**AIM OF THE TASK:** What is the number of lines in the data holding the word "JSON"? Give that number by itself.

Recorded data:
---

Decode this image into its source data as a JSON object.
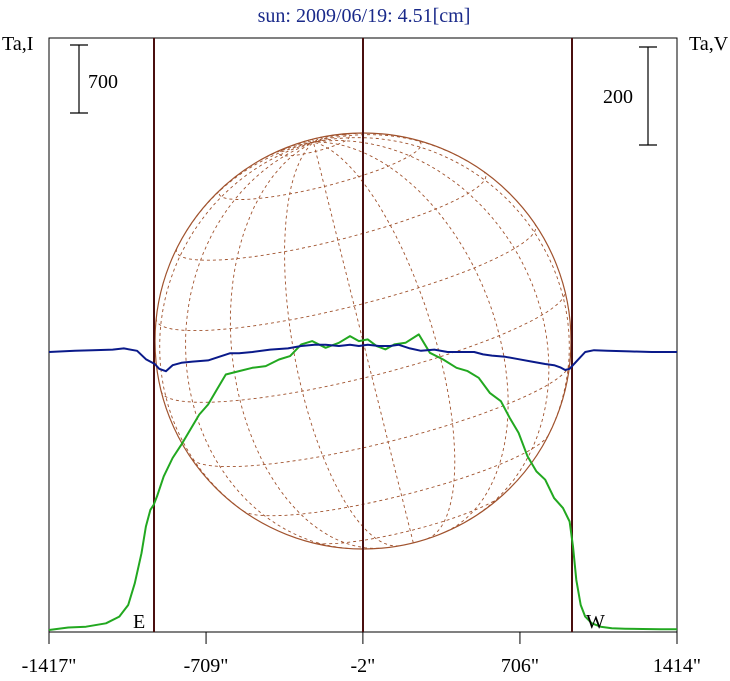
{
  "chart_data": {
    "type": "line",
    "title": "sun: 2009/06/19: 4.51[cm]",
    "left_axis_label": "Ta,I",
    "right_axis_label": "Ta,V",
    "left_scale_bar_label": "700",
    "right_scale_bar_label": "200",
    "east_label": "E",
    "west_label": "W",
    "x_tick_labels": [
      "-1417\"",
      "-709\"",
      "-2\"",
      "706\"",
      "1414\""
    ],
    "x_ticks": [
      -1417,
      -709,
      -2,
      706,
      1414
    ],
    "xlim": [
      -1417,
      1414
    ],
    "limb_x": [
      -945,
      945
    ],
    "center_x": -2,
    "solar_disk_grid": true,
    "series": [
      {
        "color": "#22a820",
        "x": [
          -1417,
          -1330,
          -1250,
          -1160,
          -1100,
          -1060,
          -1030,
          -1000,
          -980,
          -960,
          -945,
          -930,
          -900,
          -860,
          -820,
          -780,
          -740,
          -700,
          -660,
          -620,
          -560,
          -500,
          -440,
          -380,
          -330,
          -280,
          -230,
          -170,
          -110,
          -60,
          -20,
          20,
          60,
          100,
          140,
          190,
          250,
          300,
          360,
          420,
          470,
          520,
          570,
          620,
          660,
          700,
          740,
          780,
          820,
          860,
          900,
          930,
          945,
          960,
          980,
          1000,
          1030,
          1070,
          1120,
          1180,
          1260,
          1340,
          1414
        ],
        "y": [
          0,
          0.015,
          0.02,
          0.04,
          0.08,
          0.15,
          0.28,
          0.46,
          0.62,
          0.72,
          0.75,
          0.8,
          0.92,
          1.03,
          1.11,
          1.2,
          1.29,
          1.35,
          1.44,
          1.53,
          1.55,
          1.57,
          1.58,
          1.62,
          1.64,
          1.71,
          1.73,
          1.69,
          1.72,
          1.76,
          1.73,
          1.74,
          1.7,
          1.68,
          1.71,
          1.72,
          1.77,
          1.66,
          1.62,
          1.57,
          1.55,
          1.51,
          1.42,
          1.37,
          1.27,
          1.18,
          1.04,
          0.95,
          0.9,
          0.79,
          0.73,
          0.65,
          0.5,
          0.3,
          0.15,
          0.08,
          0.04,
          0.02,
          0.01,
          0.008,
          0.006,
          0.005,
          0.005
        ]
      },
      {
        "color": "#0a1a8a",
        "x": [
          -1417,
          -1300,
          -1220,
          -1130,
          -1080,
          -1020,
          -980,
          -940,
          -920,
          -890,
          -860,
          -820,
          -770,
          -700,
          -650,
          -600,
          -560,
          -500,
          -420,
          -340,
          -280,
          -220,
          -170,
          -110,
          -60,
          -20,
          20,
          70,
          120,
          160,
          210,
          260,
          320,
          380,
          440,
          500,
          540,
          580,
          640,
          700,
          760,
          820,
          860,
          890,
          910,
          930,
          960,
          1000,
          1040,
          1100,
          1200,
          1300,
          1414
        ],
        "y": [
          0,
          0.01,
          0.015,
          0.02,
          0.03,
          0.01,
          -0.06,
          -0.1,
          -0.14,
          -0.16,
          -0.11,
          -0.09,
          -0.08,
          -0.07,
          -0.04,
          -0.01,
          -0.01,
          0,
          0.02,
          0.03,
          0.05,
          0.06,
          0.06,
          0.05,
          0.06,
          0.05,
          0.06,
          0.05,
          0.05,
          0.06,
          0.03,
          0.01,
          0.02,
          0,
          0,
          0,
          -0.02,
          -0.03,
          -0.04,
          -0.06,
          -0.08,
          -0.1,
          -0.11,
          -0.13,
          -0.15,
          -0.14,
          -0.08,
          0,
          0.015,
          0.01,
          0.005,
          0,
          0
        ]
      }
    ]
  }
}
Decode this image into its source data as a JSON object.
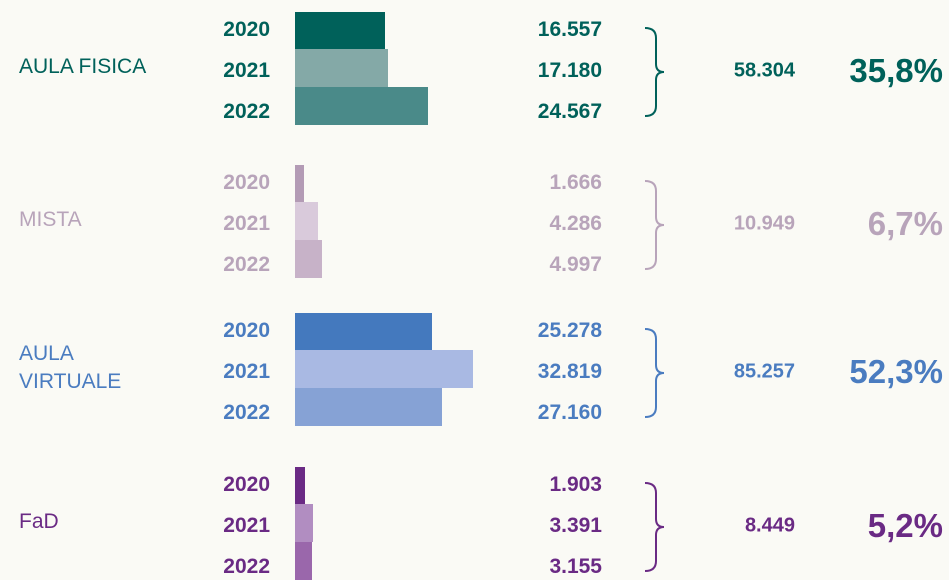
{
  "chart_data": {
    "type": "bar",
    "groups": [
      {
        "name": "AULA FISICA",
        "color": "#00615a",
        "categories": [
          "2020",
          "2021",
          "2022"
        ],
        "colors": [
          "#00615a",
          "#84a9a7",
          "#4a8a89"
        ],
        "values": [
          16557,
          17180,
          24567
        ],
        "value_labels": [
          "16.557",
          "17.180",
          "24.567"
        ],
        "total": 58304,
        "total_label": "58.304",
        "share": 35.8,
        "share_label": "35,8%"
      },
      {
        "name": "MISTA",
        "color": "#b8a4ba",
        "categories": [
          "2020",
          "2021",
          "2022"
        ],
        "colors": [
          "#b39bb5",
          "#d9cadb",
          "#c7b2c8"
        ],
        "values": [
          1666,
          4286,
          4997
        ],
        "value_labels": [
          "1.666",
          "4.286",
          "4.997"
        ],
        "total": 10949,
        "total_label": "10.949",
        "share": 6.7,
        "share_label": "6,7%"
      },
      {
        "name": "AULA VIRTUALE",
        "color": "#4a7cc0",
        "categories": [
          "2020",
          "2021",
          "2022"
        ],
        "colors": [
          "#4479be",
          "#a9b9e3",
          "#86a2d5"
        ],
        "values": [
          25278,
          32819,
          27160
        ],
        "value_labels": [
          "25.278",
          "32.819",
          "27.160"
        ],
        "total": 85257,
        "total_label": "85.257",
        "share": 52.3,
        "share_label": "52,3%"
      },
      {
        "name": "FaD",
        "color": "#6a2a84",
        "categories": [
          "2020",
          "2021",
          "2022"
        ],
        "colors": [
          "#6a2a84",
          "#b18dc1",
          "#9a67ab"
        ],
        "values": [
          1903,
          3391,
          3155
        ],
        "value_labels": [
          "1.903",
          "3.391",
          "3.155"
        ],
        "total": 8449,
        "total_label": "8.449",
        "share": 5.2,
        "share_label": "5,2%"
      }
    ]
  }
}
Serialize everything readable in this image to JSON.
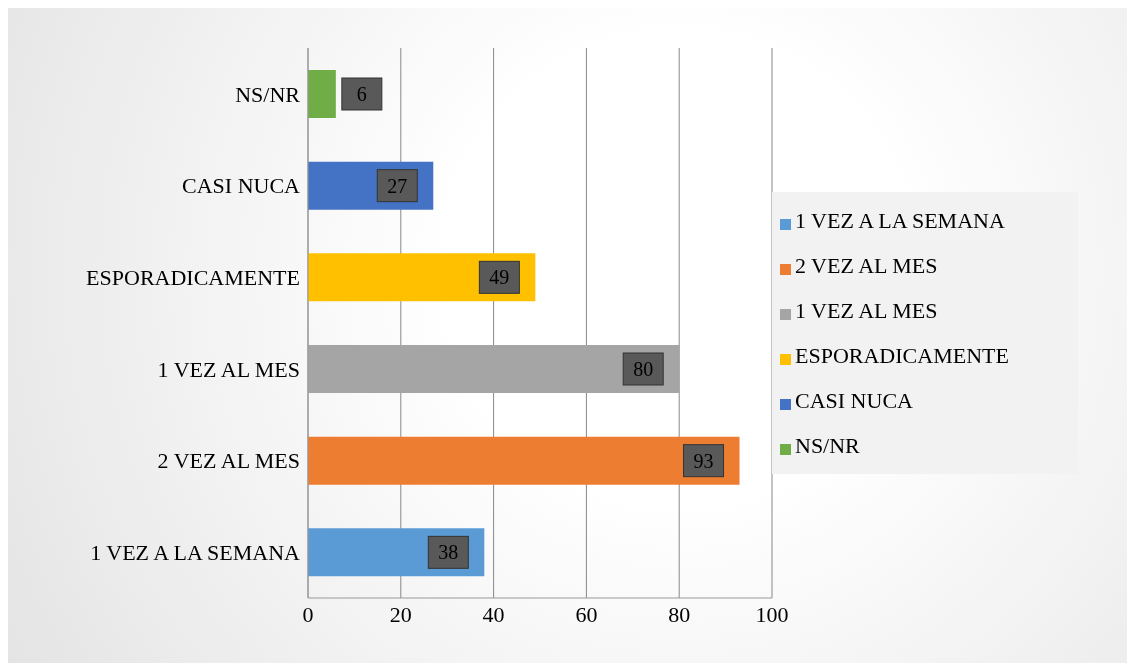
{
  "chart_data": {
    "type": "bar",
    "orientation": "horizontal",
    "stacked": true,
    "categories": [
      "NS/NR",
      "CASI NUCA",
      "ESPORADICAMENTE",
      "1 VEZ AL MES",
      "2 VEZ AL MES",
      "1 VEZ A LA SEMANA"
    ],
    "series": [
      {
        "name": "1 VEZ A LA SEMANA",
        "color": "#5b9bd5",
        "values": [
          null,
          null,
          null,
          null,
          null,
          38
        ]
      },
      {
        "name": "2 VEZ AL MES",
        "color": "#ed7d31",
        "values": [
          null,
          null,
          null,
          null,
          93,
          null
        ]
      },
      {
        "name": "1 VEZ AL MES",
        "color": "#a5a5a5",
        "values": [
          null,
          null,
          null,
          80,
          null,
          null
        ]
      },
      {
        "name": "ESPORADICAMENTE",
        "color": "#ffc000",
        "values": [
          null,
          null,
          49,
          null,
          null,
          null
        ]
      },
      {
        "name": "CASI NUCA",
        "color": "#4472c4",
        "values": [
          null,
          27,
          null,
          null,
          null,
          null
        ]
      },
      {
        "name": "NS/NR",
        "color": "#70ad47",
        "values": [
          6,
          null,
          null,
          null,
          null,
          null
        ]
      }
    ],
    "xlim": [
      0,
      100
    ],
    "xticks": [
      0,
      20,
      40,
      60,
      80,
      100
    ],
    "grid": "x",
    "legend": "right",
    "data_labels": true
  }
}
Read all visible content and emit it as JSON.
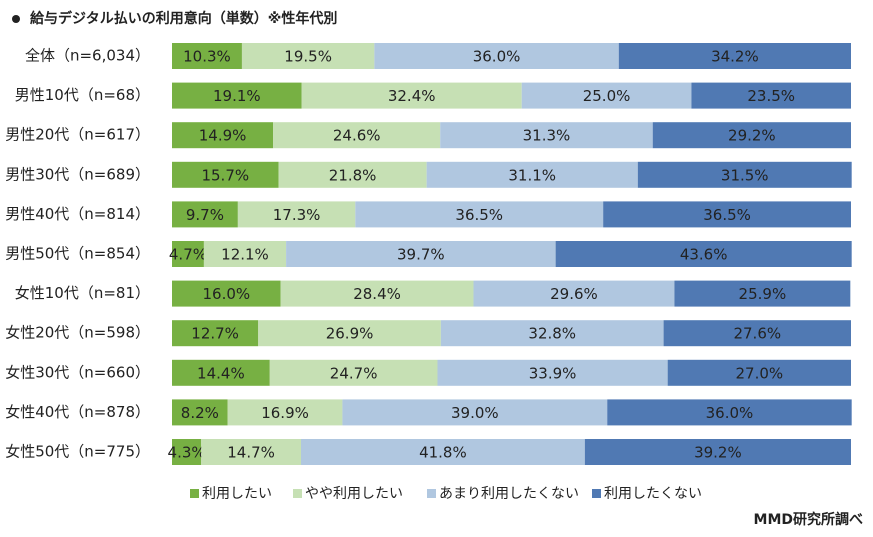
{
  "chart_data": {
    "type": "stacked_bar_horizontal",
    "title": "給与デジタル払いの利用意向（単数）※性年代別",
    "source": "MMD研究所調べ",
    "categories": [
      "全体（n=6,034）",
      "男性10代（n=68）",
      "男性20代（n=617）",
      "男性30代（n=689）",
      "男性40代（n=814）",
      "男性50代（n=854）",
      "女性10代（n=81）",
      "女性20代（n=598）",
      "女性30代（n=660）",
      "女性40代（n=878）",
      "女性50代（n=775）"
    ],
    "xlim": [
      0,
      100
    ],
    "legend": "bottom",
    "series": [
      {
        "name": "利用したい",
        "color": "#77b043",
        "values": [
          10.3,
          19.1,
          14.9,
          15.7,
          9.7,
          4.7,
          16.0,
          12.7,
          14.4,
          8.2,
          4.3
        ],
        "value_labels": [
          "10.3%",
          "19.1%",
          "14.9%",
          "15.7%",
          "9.7%",
          "4.7%",
          "16.0%",
          "12.7%",
          "14.4%",
          "8.2%",
          "4.3%"
        ]
      },
      {
        "name": "やや利用したい",
        "color": "#c6e0b4",
        "values": [
          19.5,
          32.4,
          24.6,
          21.8,
          17.3,
          12.1,
          28.4,
          26.9,
          24.7,
          16.9,
          14.7
        ],
        "value_labels": [
          "19.5%",
          "32.4%",
          "24.6%",
          "21.8%",
          "17.3%",
          "12.1%",
          "28.4%",
          "26.9%",
          "24.7%",
          "16.9%",
          "14.7%"
        ]
      },
      {
        "name": "あまり利用したくない",
        "color": "#b0c7e0",
        "values": [
          36.0,
          25.0,
          31.3,
          31.1,
          36.5,
          39.7,
          29.6,
          32.8,
          33.9,
          39.0,
          41.8
        ],
        "value_labels": [
          "36.0%",
          "25.0%",
          "31.3%",
          "31.1%",
          "36.5%",
          "39.7%",
          "29.6%",
          "32.8%",
          "33.9%",
          "39.0%",
          "41.8%"
        ]
      },
      {
        "name": "利用したくない",
        "color": "#5079b3",
        "values": [
          34.2,
          23.5,
          29.2,
          31.5,
          36.5,
          43.6,
          25.9,
          27.6,
          27.0,
          36.0,
          39.2
        ],
        "value_labels": [
          "34.2%",
          "23.5%",
          "29.2%",
          "31.5%",
          "36.5%",
          "43.6%",
          "25.9%",
          "27.6%",
          "27.0%",
          "36.0%",
          "39.2%"
        ]
      }
    ]
  }
}
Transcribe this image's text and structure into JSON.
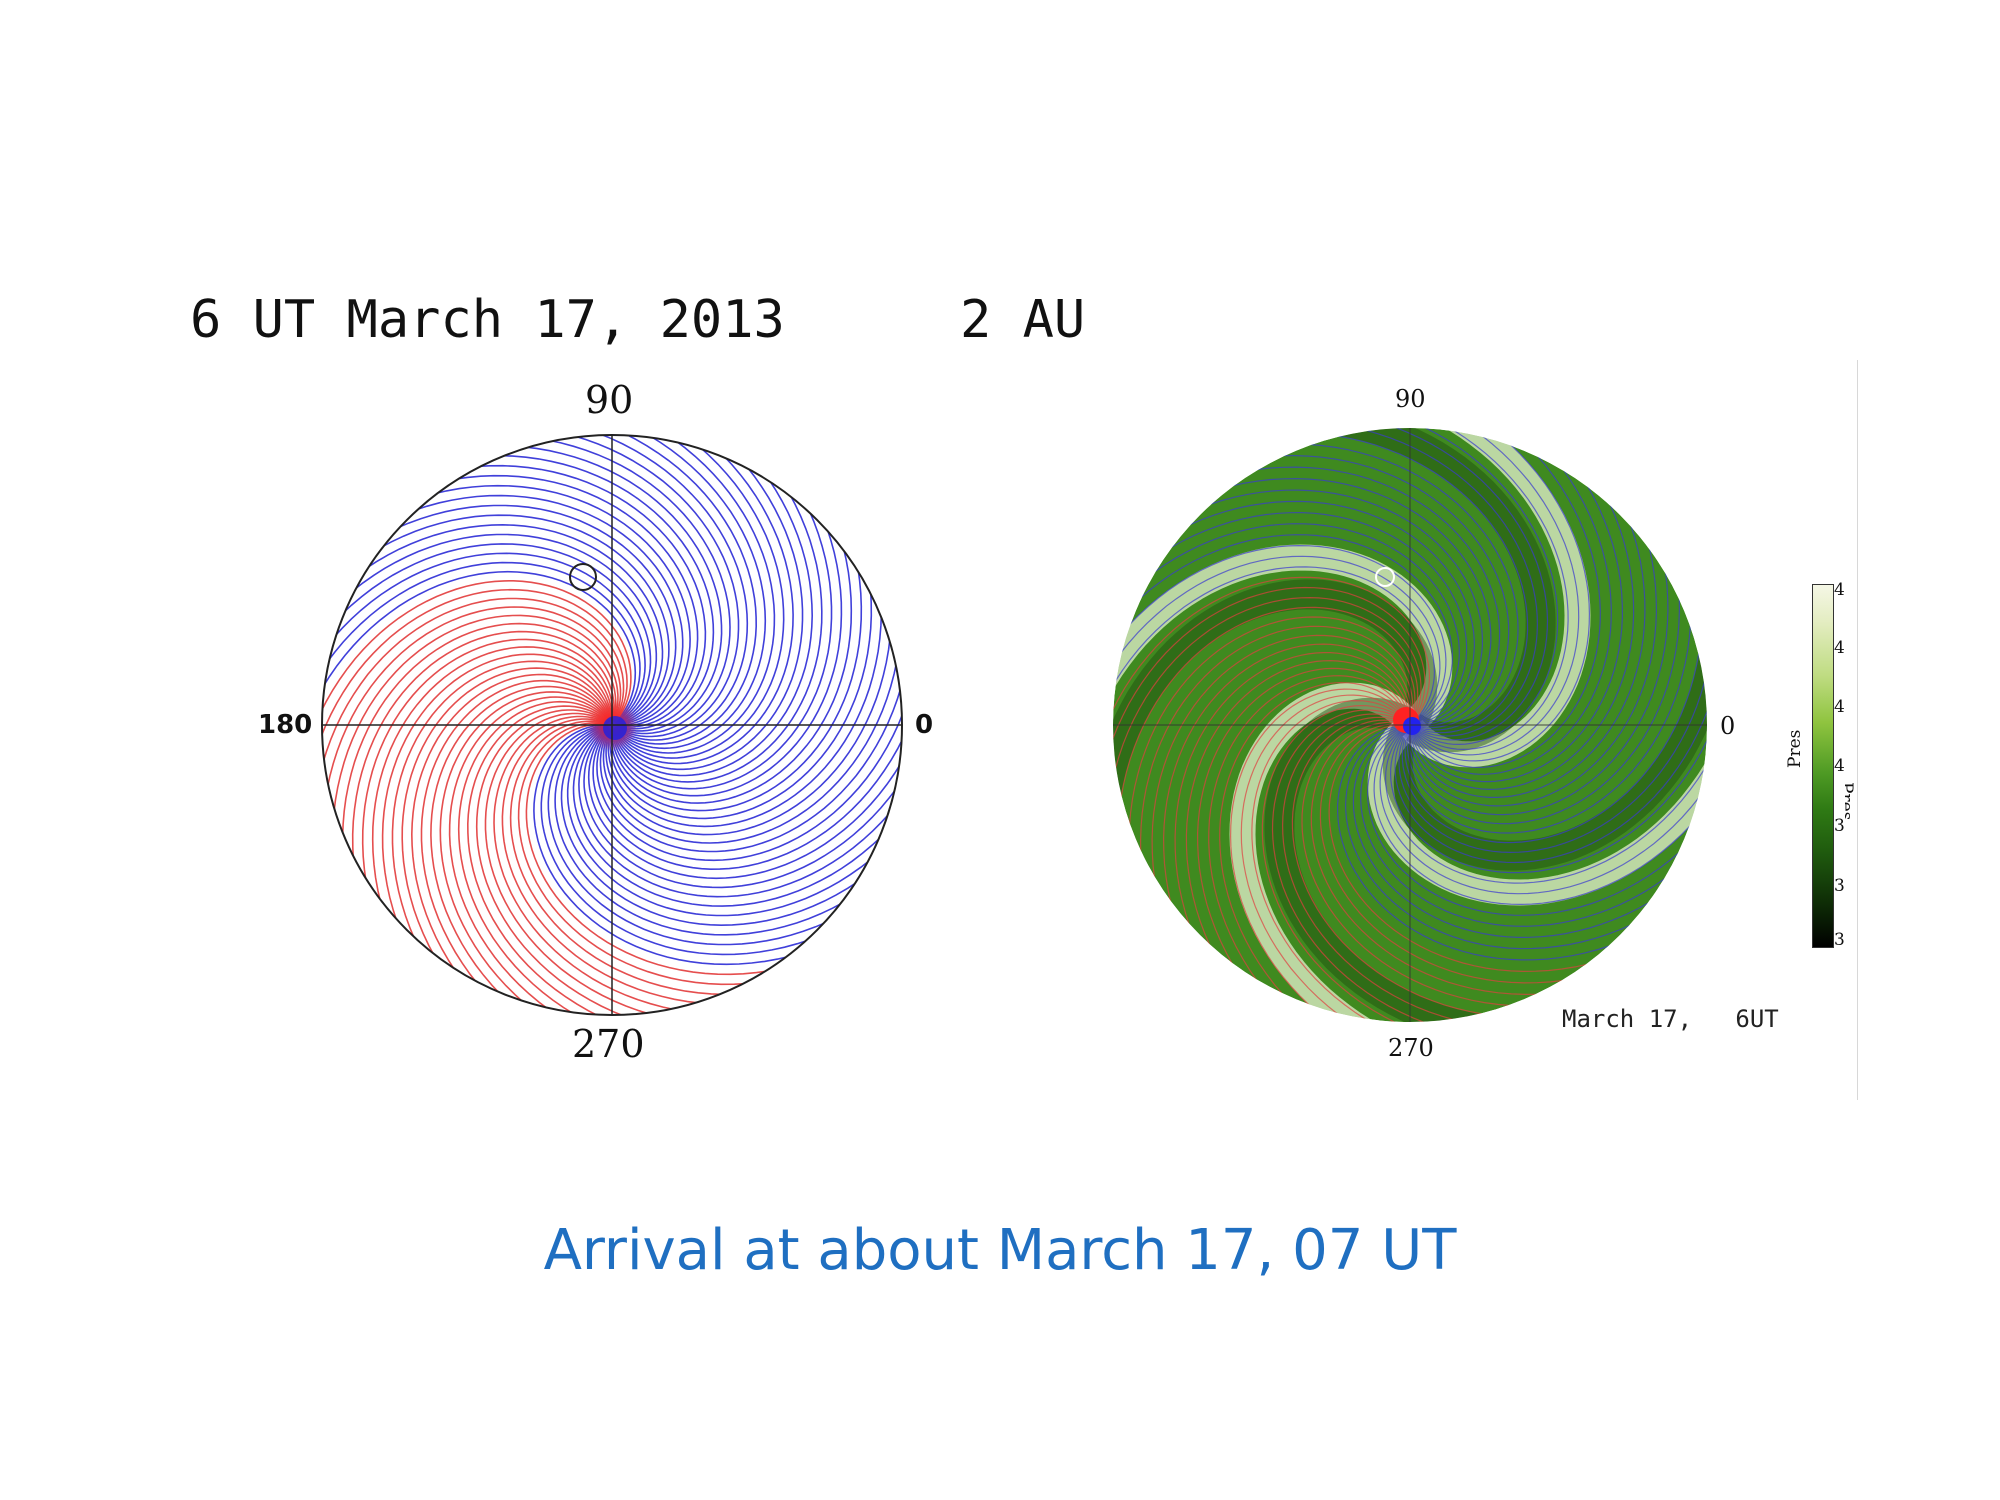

---

**RESULT:** 5